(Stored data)
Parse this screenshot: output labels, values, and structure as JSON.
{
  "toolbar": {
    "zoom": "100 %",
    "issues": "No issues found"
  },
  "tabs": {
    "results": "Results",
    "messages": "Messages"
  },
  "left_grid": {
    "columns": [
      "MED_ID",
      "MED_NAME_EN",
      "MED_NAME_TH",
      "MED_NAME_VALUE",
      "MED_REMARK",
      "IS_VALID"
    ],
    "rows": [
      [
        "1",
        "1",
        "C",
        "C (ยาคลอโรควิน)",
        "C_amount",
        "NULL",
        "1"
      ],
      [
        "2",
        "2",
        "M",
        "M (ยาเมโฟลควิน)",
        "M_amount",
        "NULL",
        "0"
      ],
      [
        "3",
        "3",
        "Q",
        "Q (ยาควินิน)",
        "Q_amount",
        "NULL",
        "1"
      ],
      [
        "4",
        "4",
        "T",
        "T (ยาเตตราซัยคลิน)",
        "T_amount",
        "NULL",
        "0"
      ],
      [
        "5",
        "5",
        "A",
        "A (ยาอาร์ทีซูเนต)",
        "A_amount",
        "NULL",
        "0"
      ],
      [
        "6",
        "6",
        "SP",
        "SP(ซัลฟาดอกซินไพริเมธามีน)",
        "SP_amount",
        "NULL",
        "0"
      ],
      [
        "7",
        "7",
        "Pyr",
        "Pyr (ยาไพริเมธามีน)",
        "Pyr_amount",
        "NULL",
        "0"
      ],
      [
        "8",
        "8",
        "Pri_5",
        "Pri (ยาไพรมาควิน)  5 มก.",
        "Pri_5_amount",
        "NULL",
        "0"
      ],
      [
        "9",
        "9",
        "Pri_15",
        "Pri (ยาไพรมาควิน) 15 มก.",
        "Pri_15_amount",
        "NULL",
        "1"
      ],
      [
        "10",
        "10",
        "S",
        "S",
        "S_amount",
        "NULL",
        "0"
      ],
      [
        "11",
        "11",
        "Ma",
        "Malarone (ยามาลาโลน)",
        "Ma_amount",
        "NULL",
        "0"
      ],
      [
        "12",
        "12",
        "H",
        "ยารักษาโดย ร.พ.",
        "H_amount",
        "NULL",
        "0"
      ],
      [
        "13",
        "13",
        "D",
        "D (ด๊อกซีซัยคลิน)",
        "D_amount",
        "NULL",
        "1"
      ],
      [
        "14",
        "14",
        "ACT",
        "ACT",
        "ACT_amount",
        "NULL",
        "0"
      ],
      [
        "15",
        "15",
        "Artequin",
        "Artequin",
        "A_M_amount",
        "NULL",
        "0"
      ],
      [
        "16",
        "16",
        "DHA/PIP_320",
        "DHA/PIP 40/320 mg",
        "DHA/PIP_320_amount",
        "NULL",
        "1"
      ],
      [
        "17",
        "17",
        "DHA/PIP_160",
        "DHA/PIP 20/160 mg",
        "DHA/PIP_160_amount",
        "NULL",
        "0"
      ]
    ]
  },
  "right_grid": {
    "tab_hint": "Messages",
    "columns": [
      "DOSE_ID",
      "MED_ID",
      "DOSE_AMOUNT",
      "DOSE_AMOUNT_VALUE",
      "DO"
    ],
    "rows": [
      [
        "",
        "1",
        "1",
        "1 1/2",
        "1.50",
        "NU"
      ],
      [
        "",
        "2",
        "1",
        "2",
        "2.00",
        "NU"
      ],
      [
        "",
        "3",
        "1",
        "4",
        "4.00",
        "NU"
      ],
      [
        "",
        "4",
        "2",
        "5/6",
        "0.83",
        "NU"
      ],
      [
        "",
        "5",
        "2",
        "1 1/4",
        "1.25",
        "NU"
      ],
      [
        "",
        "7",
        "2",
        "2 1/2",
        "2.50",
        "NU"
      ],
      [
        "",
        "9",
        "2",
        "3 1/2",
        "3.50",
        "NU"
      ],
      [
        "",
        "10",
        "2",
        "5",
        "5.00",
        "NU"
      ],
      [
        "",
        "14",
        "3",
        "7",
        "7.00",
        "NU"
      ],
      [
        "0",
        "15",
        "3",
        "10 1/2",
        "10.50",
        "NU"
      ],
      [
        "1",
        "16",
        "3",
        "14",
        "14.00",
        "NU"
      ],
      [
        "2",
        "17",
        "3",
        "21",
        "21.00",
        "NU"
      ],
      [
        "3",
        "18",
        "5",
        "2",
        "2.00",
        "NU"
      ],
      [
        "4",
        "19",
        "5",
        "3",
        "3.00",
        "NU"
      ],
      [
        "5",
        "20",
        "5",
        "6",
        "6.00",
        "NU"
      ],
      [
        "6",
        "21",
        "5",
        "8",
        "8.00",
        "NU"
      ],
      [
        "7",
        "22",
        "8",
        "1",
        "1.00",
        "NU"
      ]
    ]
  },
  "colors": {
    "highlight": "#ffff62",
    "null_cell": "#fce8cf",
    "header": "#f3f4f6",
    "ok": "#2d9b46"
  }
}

## WHAT YOU WILL DO
Among the entries above, how many lines hold the string "Messages"? Give the number by itself.

## SOLUTION FOR THIS TASK
2